┌────────

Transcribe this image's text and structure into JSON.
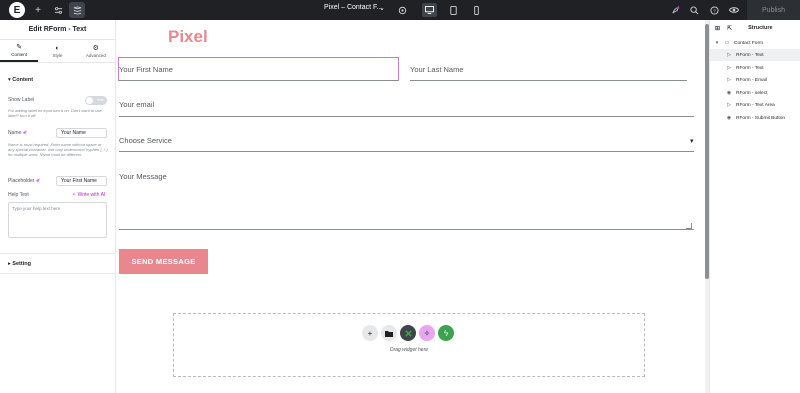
{
  "topbar": {
    "logo": "E",
    "page_title": "Pixel – Contact F...",
    "publish_label": "Publish"
  },
  "left_panel": {
    "title": "Edit RForm - Text",
    "tabs": [
      {
        "label": "Content",
        "icon": "pencil-icon"
      },
      {
        "label": "Style",
        "icon": "half-circle-icon"
      },
      {
        "label": "Advanced",
        "icon": "gear-icon"
      }
    ],
    "content_section": "Content",
    "show_label": {
      "label": "Show Label",
      "toggle_text": "Hide",
      "help": "For adding label on input turn it on. Don't want to use label? turn it off."
    },
    "name": {
      "label": "Name",
      "value": "Your Name",
      "help": "Name is must required. Enter name without space or any special character. use only underscore/ hyphen (_/-) for multiple word. Name must be different."
    },
    "placeholder": {
      "label": "Placeholder",
      "value": "Your First Name"
    },
    "help_text": {
      "label": "Help Text",
      "ai_label": "Write with AI",
      "placeholder": "Type your help text here"
    },
    "setting_section": "Setting"
  },
  "canvas": {
    "brand": "Pixel",
    "fields": {
      "first_name": "Your First Name",
      "last_name": "Your Last Name",
      "email": "Your email",
      "service": "Choose Service",
      "message": "Your Message"
    },
    "submit_label": "SEND MESSAGE",
    "dropzone_text": "Drag widget here"
  },
  "right_panel": {
    "title": "Structure",
    "root": "Contact Form",
    "items": [
      "RForm - Text",
      "RForm - Text",
      "RForm - Email",
      "RForm - select",
      "RForm - Text Area",
      "RForm - Submit Button"
    ]
  },
  "colors": {
    "accent_pink": "#e8888e",
    "selection_outline": "#c87bd6",
    "topbar_bg": "#1f2124",
    "dropzone_green": "#3aa34b",
    "dropzone_pink": "#e8a6ee"
  }
}
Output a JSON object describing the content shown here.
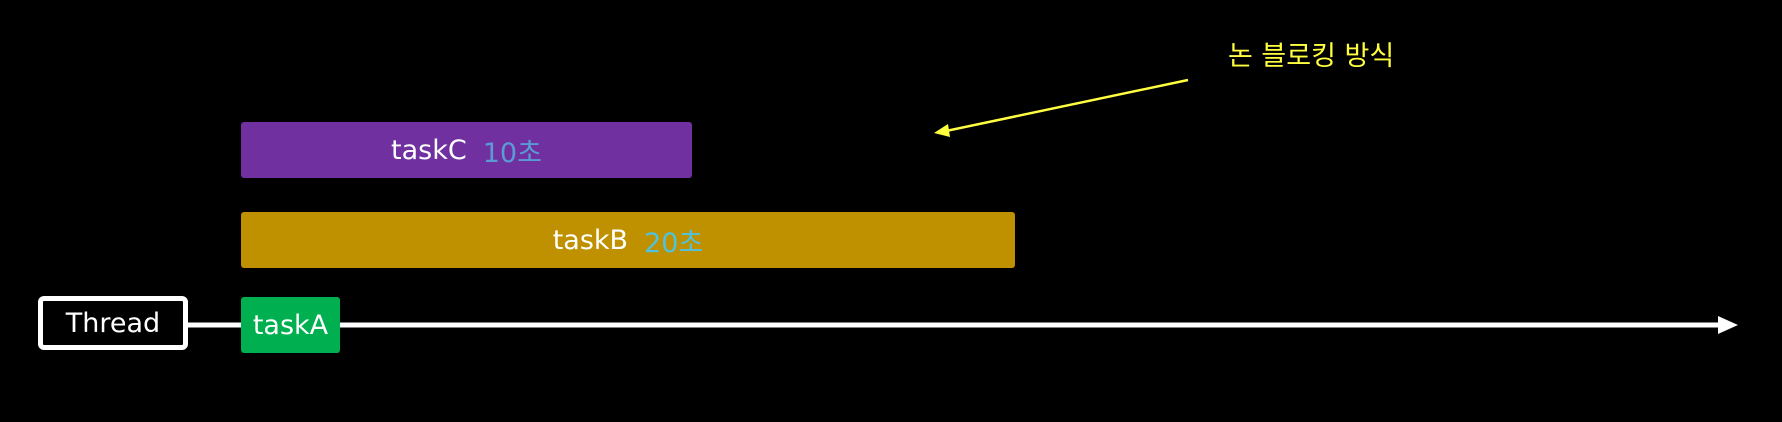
{
  "thread": {
    "label": "Thread"
  },
  "tasks": [
    {
      "name": "taskC",
      "duration": "10초",
      "color": "#7030a0",
      "duration_color": "#5b9bd5"
    },
    {
      "name": "taskB",
      "duration": "20초",
      "color": "#bf9000",
      "duration_color": "#4fc3dc"
    },
    {
      "name": "taskA",
      "duration": "",
      "color": "#00b050",
      "duration_color": ""
    }
  ],
  "annotation": {
    "text": "논 블로킹 방식",
    "color": "#ffff40"
  },
  "colors": {
    "background": "#000000",
    "timeline": "#ffffff"
  }
}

└────────

**TASK GOAL:** Identify each line holding the string "icon", and copy it out.

**RESULT BELOW:**
        "icon": "pencil-icon"
        "icon": "half-circle-icon"
        "icon": "gear-icon"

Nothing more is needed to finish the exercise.